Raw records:
━━━━━━━━━━
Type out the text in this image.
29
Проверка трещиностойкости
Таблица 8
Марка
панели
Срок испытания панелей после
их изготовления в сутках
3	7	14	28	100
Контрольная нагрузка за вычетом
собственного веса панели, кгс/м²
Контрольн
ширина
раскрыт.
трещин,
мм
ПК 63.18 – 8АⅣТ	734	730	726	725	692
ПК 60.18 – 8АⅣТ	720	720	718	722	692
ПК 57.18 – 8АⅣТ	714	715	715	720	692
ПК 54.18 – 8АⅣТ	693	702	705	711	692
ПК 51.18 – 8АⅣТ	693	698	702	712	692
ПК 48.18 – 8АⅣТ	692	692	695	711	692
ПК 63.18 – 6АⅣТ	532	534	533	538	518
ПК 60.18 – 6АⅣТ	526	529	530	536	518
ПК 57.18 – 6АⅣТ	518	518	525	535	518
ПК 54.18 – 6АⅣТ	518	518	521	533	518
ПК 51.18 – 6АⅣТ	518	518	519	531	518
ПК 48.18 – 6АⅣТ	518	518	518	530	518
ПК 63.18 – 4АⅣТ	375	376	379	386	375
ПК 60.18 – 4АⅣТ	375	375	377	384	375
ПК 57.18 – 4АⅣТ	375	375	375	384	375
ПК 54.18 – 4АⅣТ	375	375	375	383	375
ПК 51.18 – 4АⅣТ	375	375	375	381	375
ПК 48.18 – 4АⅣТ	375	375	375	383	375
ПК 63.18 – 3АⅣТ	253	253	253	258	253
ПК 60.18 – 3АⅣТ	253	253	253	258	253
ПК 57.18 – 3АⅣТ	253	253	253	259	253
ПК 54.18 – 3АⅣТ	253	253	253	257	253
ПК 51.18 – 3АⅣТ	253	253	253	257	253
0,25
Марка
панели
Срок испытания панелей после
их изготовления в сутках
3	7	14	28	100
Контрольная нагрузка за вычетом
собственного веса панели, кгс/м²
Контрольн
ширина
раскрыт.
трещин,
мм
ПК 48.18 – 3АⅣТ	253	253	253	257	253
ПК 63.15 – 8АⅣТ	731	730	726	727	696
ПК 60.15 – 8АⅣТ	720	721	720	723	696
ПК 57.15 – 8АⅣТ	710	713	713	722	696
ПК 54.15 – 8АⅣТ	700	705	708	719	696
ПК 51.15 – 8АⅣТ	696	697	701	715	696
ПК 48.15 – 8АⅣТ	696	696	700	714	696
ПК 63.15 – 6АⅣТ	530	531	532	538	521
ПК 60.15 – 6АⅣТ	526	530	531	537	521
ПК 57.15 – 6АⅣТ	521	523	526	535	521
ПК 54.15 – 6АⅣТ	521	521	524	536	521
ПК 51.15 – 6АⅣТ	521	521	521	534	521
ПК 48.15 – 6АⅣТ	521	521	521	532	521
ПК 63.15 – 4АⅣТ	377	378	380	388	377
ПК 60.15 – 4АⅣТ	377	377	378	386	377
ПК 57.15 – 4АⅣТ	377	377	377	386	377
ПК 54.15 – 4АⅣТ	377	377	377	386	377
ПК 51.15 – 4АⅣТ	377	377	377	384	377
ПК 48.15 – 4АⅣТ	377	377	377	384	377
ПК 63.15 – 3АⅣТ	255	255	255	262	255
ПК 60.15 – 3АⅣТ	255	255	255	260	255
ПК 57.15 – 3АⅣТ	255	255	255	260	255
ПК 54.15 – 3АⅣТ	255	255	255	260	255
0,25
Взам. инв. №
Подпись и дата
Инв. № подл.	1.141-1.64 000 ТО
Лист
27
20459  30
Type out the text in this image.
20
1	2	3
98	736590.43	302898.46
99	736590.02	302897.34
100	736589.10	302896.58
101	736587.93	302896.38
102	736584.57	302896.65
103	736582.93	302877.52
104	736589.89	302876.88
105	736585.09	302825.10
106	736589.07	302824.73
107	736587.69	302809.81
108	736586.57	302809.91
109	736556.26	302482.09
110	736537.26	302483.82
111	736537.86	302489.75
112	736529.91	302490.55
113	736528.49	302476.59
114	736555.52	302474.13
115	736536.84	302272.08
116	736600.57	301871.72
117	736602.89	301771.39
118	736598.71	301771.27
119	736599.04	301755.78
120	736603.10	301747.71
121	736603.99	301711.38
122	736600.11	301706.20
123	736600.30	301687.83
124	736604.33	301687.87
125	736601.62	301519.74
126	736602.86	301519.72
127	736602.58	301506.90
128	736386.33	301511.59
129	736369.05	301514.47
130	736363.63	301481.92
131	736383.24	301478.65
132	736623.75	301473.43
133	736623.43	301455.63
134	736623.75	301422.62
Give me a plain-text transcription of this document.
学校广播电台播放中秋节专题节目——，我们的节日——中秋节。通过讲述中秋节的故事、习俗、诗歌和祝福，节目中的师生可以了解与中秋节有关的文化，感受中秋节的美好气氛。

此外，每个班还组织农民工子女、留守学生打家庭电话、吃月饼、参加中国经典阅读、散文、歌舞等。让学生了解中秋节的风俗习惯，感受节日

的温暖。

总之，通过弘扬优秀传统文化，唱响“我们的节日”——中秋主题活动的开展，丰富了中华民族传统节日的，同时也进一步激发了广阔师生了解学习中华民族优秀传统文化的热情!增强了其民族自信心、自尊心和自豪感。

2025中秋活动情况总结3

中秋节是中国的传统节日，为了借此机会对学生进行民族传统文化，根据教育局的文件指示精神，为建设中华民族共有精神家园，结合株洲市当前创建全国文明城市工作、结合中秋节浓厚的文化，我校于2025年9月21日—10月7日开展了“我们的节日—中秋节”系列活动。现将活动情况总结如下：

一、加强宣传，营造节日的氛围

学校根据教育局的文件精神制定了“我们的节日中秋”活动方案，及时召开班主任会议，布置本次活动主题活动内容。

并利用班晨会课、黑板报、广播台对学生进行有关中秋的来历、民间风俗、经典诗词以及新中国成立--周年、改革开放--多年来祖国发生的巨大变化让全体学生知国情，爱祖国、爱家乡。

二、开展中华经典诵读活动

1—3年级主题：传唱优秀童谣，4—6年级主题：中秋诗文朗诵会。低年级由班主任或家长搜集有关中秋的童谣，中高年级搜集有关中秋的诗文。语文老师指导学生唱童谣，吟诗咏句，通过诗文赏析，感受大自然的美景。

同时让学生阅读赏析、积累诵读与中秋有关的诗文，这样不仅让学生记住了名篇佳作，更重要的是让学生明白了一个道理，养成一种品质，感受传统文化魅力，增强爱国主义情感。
━━━━━━━━━━
YOUR TASK
Output exactly the lines above, from the one holding "Give me a plain-text" through the end of the data, including the first and last.

ANSWER TO THE EXERCISE
Give me a plain-text transcription of this document.
学校广播电台播放中秋节专题节目——，我们的节日——中秋节。通过讲述中秋节的故事、习俗、诗歌和祝福，节目中的师生可以了解与中秋节有关的文化，感受中秋节的美好气氛。

此外，每个班还组织农民工子女、留守学生打家庭电话、吃月饼、参加中国经典阅读、散文、歌舞等。让学生了解中秋节的风俗习惯，感受节日

的温暖。

总之，通过弘扬优秀传统文化，唱响“我们的节日”——中秋主题活动的开展，丰富了中华民族传统节日的，同时也进一步激发了广阔师生了解学习中华民族优秀传统文化的热情!增强了其民族自信心、自尊心和自豪感。

2025中秋活动情况总结3

中秋节是中国的传统节日，为了借此机会对学生进行民族传统文化，根据教育局的文件指示精神，为建设中华民族共有精神家园，结合株洲市当前创建全国文明城市工作、结合中秋节浓厚的文化，我校于2025年9月21日—10月7日开展了“我们的节日—中秋节”系列活动。现将活动情况总结如下：

一、加强宣传，营造节日的氛围

学校根据教育局的文件精神制定了“我们的节日中秋”活动方案，及时召开班主任会议，布置本次活动主题活动内容。

并利用班晨会课、黑板报、广播台对学生进行有关中秋的来历、民间风俗、经典诗词以及新中国成立--周年、改革开放--多年来祖国发生的巨大变化让全体学生知国情，爱祖国、爱家乡。

二、开展中华经典诵读活动

1—3年级主题：传唱优秀童谣，4—6年级主题：中秋诗文朗诵会。低年级由班主任或家长搜集有关中秋的童谣，中高年级搜集有关中秋的诗文。语文老师指导学生唱童谣，吟诗咏句，通过诗文赏析，感受大自然的美景。

同时让学生阅读赏析、积累诵读与中秋有关的诗文，这样不仅让学生记住了名篇佳作，更重要的是让学生明白了一个道理，养成一种品质，感受传统文化魅力，增强爱国主义情感。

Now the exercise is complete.